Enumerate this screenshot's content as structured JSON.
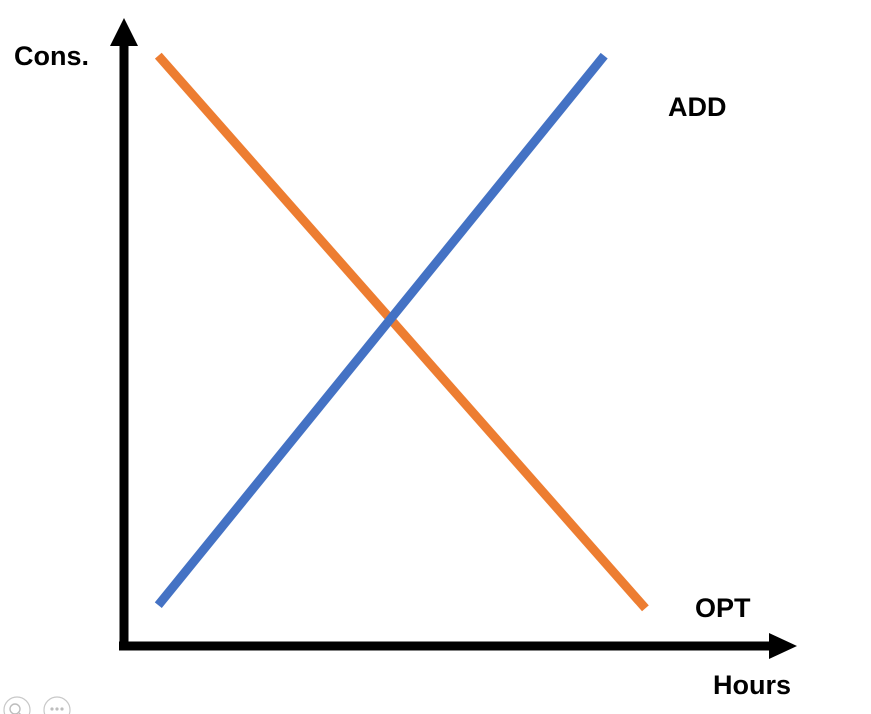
{
  "chart_data": {
    "type": "line",
    "xlabel": "Hours",
    "ylabel": "Cons.",
    "grid": false,
    "ticks": false,
    "xlim": [
      0,
      10
    ],
    "ylim": [
      0,
      10
    ],
    "series": [
      {
        "name": "OPT",
        "color": "#ED7D31",
        "x": [
          0.5,
          7.6
        ],
        "y": [
          9.4,
          0.6
        ]
      },
      {
        "name": "ADD",
        "color": "#4472C4",
        "x": [
          0.5,
          7.0
        ],
        "y": [
          0.65,
          9.4
        ]
      }
    ]
  },
  "viewer_controls": {
    "zoom_icon": "magnifier-icon",
    "more_icon": "ellipsis-icon"
  }
}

———

GIVEN TASK ->
Keep only those lines of the records that hold "icon", and return them.

TASK RESPONSE ->
    "zoom_icon": "magnifier-icon",
    "more_icon": "ellipsis-icon"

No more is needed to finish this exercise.